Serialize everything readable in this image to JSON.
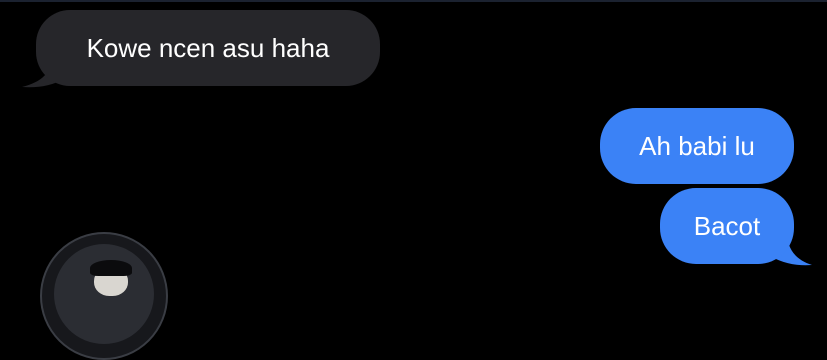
{
  "conversation": {
    "messages": [
      {
        "direction": "incoming",
        "text": "Kowe ncen asu haha"
      },
      {
        "direction": "outgoing",
        "text": "Ah babi lu"
      },
      {
        "direction": "outgoing",
        "text": "Bacot"
      }
    ]
  },
  "colors": {
    "background": "#000000",
    "incoming_bubble": "#26262a",
    "outgoing_bubble": "#3b82f6",
    "text": "#ffffff"
  },
  "icons": {
    "avatar": "contact-avatar-icon"
  }
}
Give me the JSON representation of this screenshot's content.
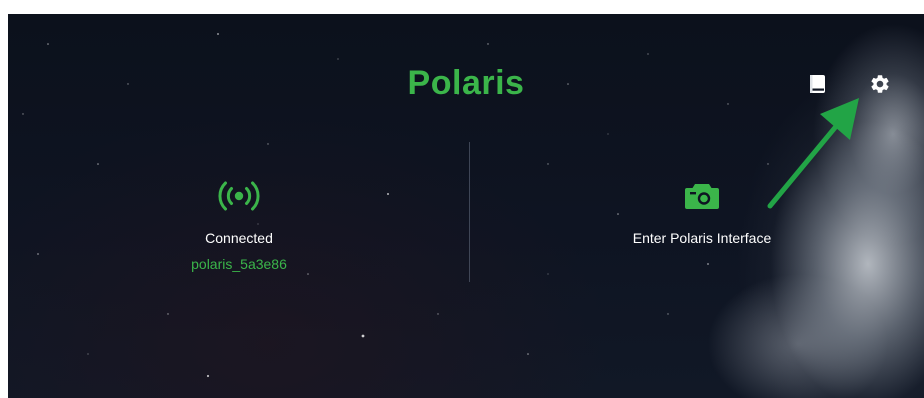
{
  "app": {
    "title": "Polaris"
  },
  "toolbar": {
    "manual_icon": "book-icon",
    "settings_icon": "gear-icon"
  },
  "connection": {
    "icon": "broadcast-icon",
    "status": "Connected",
    "device_name": "polaris_5a3e86"
  },
  "interface": {
    "icon": "camera-icon",
    "label": "Enter Polaris Interface"
  },
  "annotation": {
    "icon": "arrow-icon",
    "color": "#22a446"
  },
  "colors": {
    "accent": "#3bb54a",
    "text": "#ffffff",
    "background": "#0e1422"
  }
}
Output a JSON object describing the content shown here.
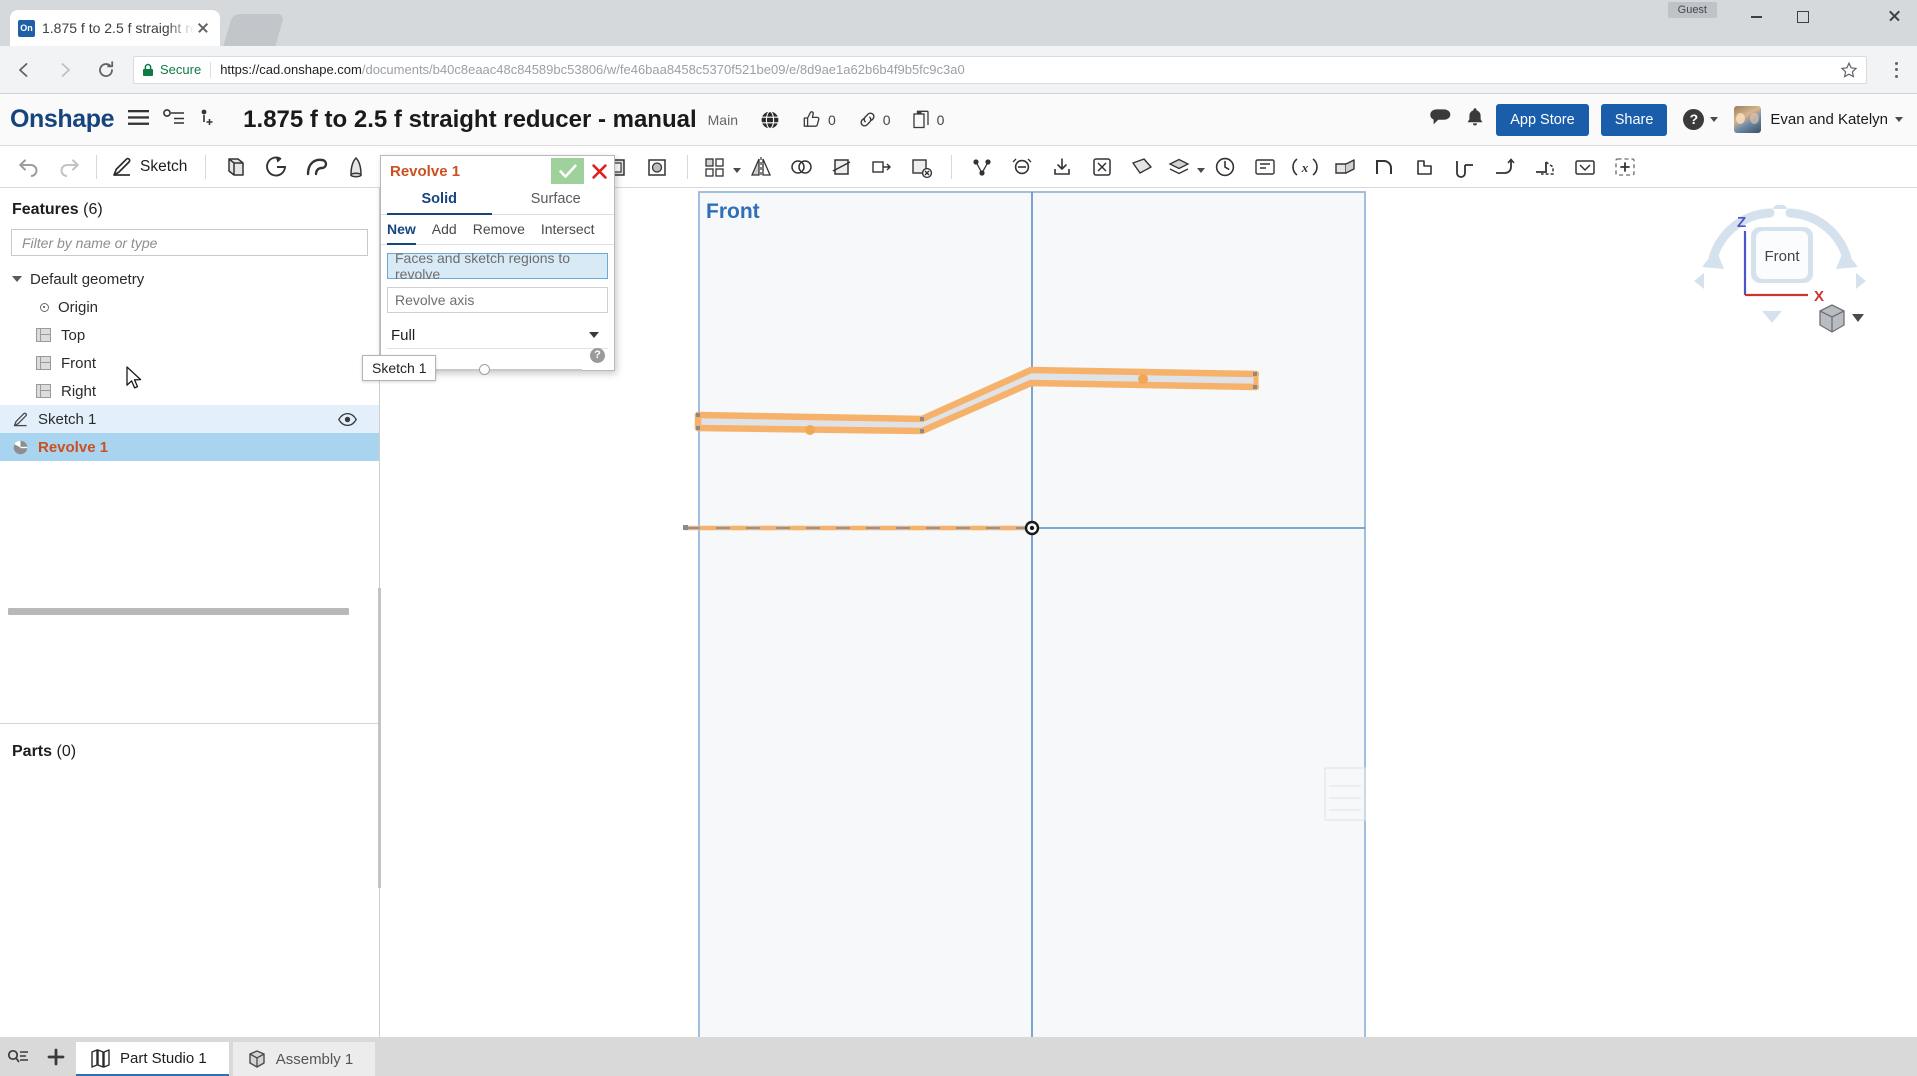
━━━━━━━━
▶ What is expected:
Each line of the data should be quoted exactly, with pictures left out.

▶ Exercise result:
Serialize everything readable in this image to JSON.
{
  "conversation": {
    "messages": [
      {
        "direction": "incoming",
        "text": "Kowe ncen asu haha"
      },
      {
        "direction": "outgoing",
        "text": "Ah babi lu"
      },
      {
        "direction": "outgoing",
        "text": "Bacot"
      }
    ]
  },
  "colors": {
    "background": "#000000",
    "incoming_bubble": "#26262a",
    "outgoing_bubble": "#3b82f6",
    "text": "#ffffff"
  },
  "icons": {
    "avatar": "contact-avatar-icon"
  }
}
Give me the JSON representation of this screenshot's content.
{
  "app": {
    "title": "Polaris"
  },
  "toolbar": {
    "manual_icon": "book-icon",
    "settings_icon": "gear-icon"
  },
  "connection": {
    "icon": "broadcast-icon",
    "status": "Connected",
    "device_name": "polaris_5a3e86"
  },
  "interface": {
    "icon": "camera-icon",
    "label": "Enter Polaris Interface"
  },
  "annotation": {
    "icon": "arrow-icon",
    "color": "#22a446"
  },
  "colors": {
    "accent": "#3bb54a",
    "text": "#ffffff",
    "background": "#0e1422"
  }
}
Output a JSON object describing the content shown here.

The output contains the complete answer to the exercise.